(Written request):
Reproduce every line of the listing as written, apart from the pictures.

>> BEGIN Information supplied

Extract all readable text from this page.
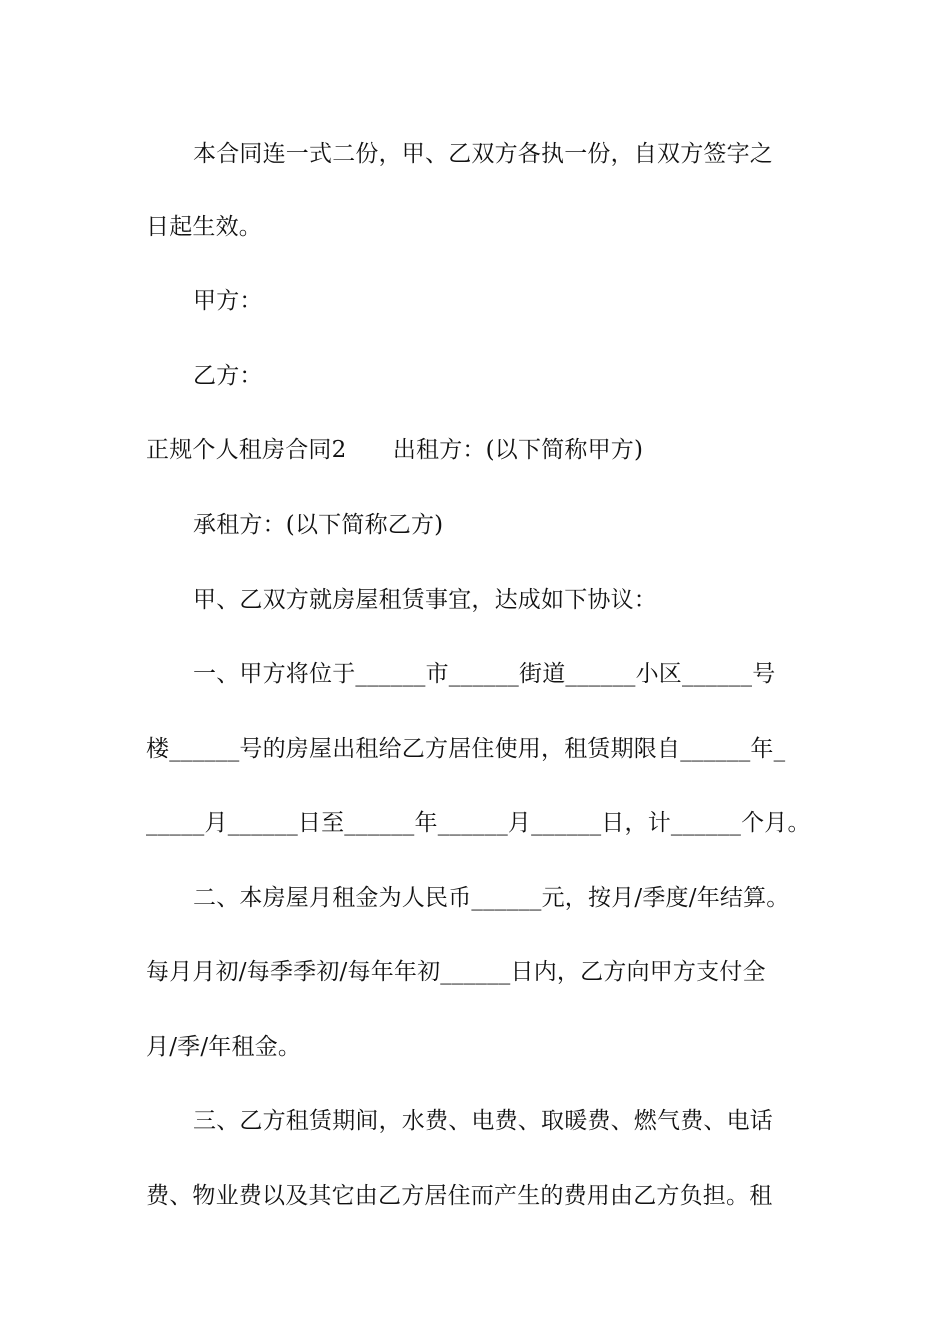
本合同连一式二份，甲、乙双方各执一份，自双方签字之
日起生效。
甲方：
乙方：
正规个人租房合同2　　出租方：(以下简称甲方)
承租方：(以下简称乙方)
甲、乙双方就房屋租赁事宜，达成如下协议：
一、甲方将位于______市______街道______小区______号
楼______号的房屋出租给乙方居住使用，租赁期限自______年_
_____月______日至______年______月______日，计______个月。
二、本房屋月租金为人民币______元，按月/季度/年结算。
每月月初/每季季初/每年年初______日内，乙方向甲方支付全
月/季/年租金。
三、乙方租赁期间，水费、电费、取暖费、燃气费、电话
费、物业费以及其它由乙方居住而产生的费用由乙方负担。租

>> END Information supplied

(Reply):
Extract all readable text from this page.
本合同连一式二份，甲、乙双方各执一份，自双方签字之
日起生效。
甲方：
乙方：
正规个人租房合同2　　出租方：(以下简称甲方)
承租方：(以下简称乙方)
甲、乙双方就房屋租赁事宜，达成如下协议：
一、甲方将位于______市______街道______小区______号
楼______号的房屋出租给乙方居住使用，租赁期限自______年_
_____月______日至______年______月______日，计______个月。
二、本房屋月租金为人民币______元，按月/季度/年结算。
每月月初/每季季初/每年年初______日内，乙方向甲方支付全
月/季/年租金。
三、乙方租赁期间，水费、电费、取暖费、燃气费、电话
费、物业费以及其它由乙方居住而产生的费用由乙方负担。租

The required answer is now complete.